Saved data entries:
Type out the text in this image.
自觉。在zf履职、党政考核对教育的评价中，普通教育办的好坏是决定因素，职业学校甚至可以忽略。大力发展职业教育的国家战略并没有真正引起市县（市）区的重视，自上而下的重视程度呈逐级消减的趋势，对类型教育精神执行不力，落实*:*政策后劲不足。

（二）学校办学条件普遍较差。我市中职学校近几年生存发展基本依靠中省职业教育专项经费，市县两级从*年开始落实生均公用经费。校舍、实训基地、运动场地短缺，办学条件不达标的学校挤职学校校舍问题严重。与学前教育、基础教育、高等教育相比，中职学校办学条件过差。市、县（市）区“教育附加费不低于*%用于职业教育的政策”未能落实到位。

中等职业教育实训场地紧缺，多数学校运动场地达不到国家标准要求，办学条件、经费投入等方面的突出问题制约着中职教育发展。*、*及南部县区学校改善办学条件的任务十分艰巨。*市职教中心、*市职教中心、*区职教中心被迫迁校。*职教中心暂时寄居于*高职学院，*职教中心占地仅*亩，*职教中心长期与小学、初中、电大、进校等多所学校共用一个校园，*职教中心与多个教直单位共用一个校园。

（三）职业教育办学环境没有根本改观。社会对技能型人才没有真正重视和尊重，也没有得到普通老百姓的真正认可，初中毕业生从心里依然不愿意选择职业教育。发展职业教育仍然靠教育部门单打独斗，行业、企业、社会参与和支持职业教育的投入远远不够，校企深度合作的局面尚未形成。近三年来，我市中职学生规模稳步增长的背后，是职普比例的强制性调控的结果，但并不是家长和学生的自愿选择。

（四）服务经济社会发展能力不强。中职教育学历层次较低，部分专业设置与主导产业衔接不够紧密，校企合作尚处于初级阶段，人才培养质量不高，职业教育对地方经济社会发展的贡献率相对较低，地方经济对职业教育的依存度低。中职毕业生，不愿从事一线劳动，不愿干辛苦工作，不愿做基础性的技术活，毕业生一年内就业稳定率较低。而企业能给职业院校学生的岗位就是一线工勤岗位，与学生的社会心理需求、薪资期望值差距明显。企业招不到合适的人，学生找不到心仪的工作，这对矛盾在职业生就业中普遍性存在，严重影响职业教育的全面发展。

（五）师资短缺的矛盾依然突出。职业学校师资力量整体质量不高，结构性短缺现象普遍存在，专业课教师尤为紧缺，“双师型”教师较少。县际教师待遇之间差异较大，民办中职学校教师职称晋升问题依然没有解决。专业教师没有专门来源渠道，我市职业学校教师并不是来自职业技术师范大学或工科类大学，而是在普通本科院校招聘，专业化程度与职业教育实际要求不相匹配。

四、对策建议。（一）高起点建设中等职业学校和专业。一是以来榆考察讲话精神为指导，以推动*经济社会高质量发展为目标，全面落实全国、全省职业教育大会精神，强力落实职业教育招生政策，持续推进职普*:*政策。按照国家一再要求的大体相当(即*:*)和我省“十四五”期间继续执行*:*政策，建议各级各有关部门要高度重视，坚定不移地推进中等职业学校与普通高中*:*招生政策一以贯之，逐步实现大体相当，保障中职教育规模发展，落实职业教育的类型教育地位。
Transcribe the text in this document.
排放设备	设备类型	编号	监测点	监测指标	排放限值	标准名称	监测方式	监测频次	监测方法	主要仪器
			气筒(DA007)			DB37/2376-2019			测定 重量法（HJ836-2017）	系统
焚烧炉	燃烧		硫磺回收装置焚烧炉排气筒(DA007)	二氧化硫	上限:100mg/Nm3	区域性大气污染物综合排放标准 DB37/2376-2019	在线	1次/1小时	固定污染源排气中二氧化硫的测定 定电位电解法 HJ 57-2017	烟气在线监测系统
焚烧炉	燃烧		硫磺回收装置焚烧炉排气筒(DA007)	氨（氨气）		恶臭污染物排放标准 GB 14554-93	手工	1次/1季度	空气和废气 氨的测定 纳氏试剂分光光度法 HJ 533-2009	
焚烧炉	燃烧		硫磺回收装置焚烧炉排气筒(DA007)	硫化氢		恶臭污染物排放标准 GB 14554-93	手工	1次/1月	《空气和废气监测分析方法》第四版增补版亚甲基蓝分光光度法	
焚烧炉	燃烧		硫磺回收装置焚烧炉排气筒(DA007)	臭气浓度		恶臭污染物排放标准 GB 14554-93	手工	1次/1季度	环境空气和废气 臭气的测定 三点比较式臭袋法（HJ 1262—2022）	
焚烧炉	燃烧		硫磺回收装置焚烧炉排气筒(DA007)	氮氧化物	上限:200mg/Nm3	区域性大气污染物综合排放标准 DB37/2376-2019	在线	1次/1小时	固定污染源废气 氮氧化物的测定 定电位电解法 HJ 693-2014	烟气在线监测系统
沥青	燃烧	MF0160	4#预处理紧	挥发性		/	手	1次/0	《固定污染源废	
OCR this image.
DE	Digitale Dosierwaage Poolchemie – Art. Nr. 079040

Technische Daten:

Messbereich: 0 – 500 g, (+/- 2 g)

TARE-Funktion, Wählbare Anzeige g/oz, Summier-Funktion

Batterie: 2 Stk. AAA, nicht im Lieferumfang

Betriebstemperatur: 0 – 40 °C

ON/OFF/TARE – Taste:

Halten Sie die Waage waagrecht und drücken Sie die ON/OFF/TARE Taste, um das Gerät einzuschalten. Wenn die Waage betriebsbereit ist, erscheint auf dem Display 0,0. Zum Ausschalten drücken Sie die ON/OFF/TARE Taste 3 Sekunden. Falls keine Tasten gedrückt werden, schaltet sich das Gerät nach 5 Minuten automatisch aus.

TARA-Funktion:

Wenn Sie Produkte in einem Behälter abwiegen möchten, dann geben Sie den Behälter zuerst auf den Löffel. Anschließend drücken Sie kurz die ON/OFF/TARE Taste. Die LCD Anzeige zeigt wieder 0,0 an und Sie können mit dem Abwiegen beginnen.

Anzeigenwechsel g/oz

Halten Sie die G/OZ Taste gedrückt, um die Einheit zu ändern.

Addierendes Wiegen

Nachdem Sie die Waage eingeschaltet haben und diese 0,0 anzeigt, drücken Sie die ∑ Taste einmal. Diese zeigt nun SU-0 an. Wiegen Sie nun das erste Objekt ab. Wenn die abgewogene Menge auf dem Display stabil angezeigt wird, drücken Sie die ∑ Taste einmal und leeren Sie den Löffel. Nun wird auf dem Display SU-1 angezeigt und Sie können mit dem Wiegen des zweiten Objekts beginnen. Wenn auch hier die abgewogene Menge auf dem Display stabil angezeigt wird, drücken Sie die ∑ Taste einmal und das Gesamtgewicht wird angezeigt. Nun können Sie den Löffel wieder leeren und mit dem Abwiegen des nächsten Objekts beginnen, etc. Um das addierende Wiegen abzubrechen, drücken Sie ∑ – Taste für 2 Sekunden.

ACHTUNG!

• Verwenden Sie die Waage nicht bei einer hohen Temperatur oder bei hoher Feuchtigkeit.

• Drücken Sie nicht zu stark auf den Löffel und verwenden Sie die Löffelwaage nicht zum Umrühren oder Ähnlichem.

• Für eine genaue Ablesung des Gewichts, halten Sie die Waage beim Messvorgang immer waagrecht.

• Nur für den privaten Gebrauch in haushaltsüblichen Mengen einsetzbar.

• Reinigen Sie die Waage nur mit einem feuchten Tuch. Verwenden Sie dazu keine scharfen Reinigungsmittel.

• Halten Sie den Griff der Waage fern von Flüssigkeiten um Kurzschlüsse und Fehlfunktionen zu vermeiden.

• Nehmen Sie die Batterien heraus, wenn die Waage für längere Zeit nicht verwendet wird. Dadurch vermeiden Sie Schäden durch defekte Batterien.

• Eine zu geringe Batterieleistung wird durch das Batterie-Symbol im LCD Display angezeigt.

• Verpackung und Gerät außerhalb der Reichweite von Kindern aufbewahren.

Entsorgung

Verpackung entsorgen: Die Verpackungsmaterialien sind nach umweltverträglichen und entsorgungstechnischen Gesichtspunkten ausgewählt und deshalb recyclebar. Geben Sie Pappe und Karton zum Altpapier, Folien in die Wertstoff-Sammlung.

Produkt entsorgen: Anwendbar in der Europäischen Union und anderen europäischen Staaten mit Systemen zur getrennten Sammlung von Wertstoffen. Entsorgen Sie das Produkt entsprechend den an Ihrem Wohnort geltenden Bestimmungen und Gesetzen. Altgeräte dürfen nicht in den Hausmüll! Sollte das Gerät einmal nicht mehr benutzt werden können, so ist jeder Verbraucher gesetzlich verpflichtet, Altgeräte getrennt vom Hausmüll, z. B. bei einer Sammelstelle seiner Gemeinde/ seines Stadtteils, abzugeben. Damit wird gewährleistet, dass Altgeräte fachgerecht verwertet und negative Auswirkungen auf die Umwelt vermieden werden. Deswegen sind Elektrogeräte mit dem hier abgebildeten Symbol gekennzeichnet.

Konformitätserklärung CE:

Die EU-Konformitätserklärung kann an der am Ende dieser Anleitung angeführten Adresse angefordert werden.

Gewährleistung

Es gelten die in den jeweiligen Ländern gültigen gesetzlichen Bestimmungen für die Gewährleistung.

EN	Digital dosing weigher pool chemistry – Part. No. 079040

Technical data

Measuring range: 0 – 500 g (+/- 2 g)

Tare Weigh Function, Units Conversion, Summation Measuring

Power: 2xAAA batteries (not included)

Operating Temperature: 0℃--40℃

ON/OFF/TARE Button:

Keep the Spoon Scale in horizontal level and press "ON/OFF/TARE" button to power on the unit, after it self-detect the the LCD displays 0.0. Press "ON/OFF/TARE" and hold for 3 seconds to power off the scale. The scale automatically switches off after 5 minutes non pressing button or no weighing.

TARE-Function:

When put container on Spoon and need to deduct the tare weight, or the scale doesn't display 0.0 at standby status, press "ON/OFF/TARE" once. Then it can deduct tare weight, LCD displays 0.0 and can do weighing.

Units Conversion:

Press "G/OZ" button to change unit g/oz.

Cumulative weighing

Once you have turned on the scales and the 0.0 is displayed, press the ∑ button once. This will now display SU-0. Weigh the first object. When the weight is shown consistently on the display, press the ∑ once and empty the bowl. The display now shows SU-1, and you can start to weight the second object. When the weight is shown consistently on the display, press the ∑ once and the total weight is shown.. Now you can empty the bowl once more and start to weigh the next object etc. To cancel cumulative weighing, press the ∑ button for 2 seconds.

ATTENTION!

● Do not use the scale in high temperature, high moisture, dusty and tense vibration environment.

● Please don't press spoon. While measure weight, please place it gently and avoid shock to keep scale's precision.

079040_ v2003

* The request *
Which lines hold the word "oder"? Return all of them from the records above.

* Response for this exercise *
• Verwenden Sie die Waage nicht bei einer hohen Temperatur oder bei hoher Feuchtigkeit.
• Drücken Sie nicht zu stark auf den Löffel und verwenden Sie die Löffelwaage nicht zum Umrühren oder Ähnlichem.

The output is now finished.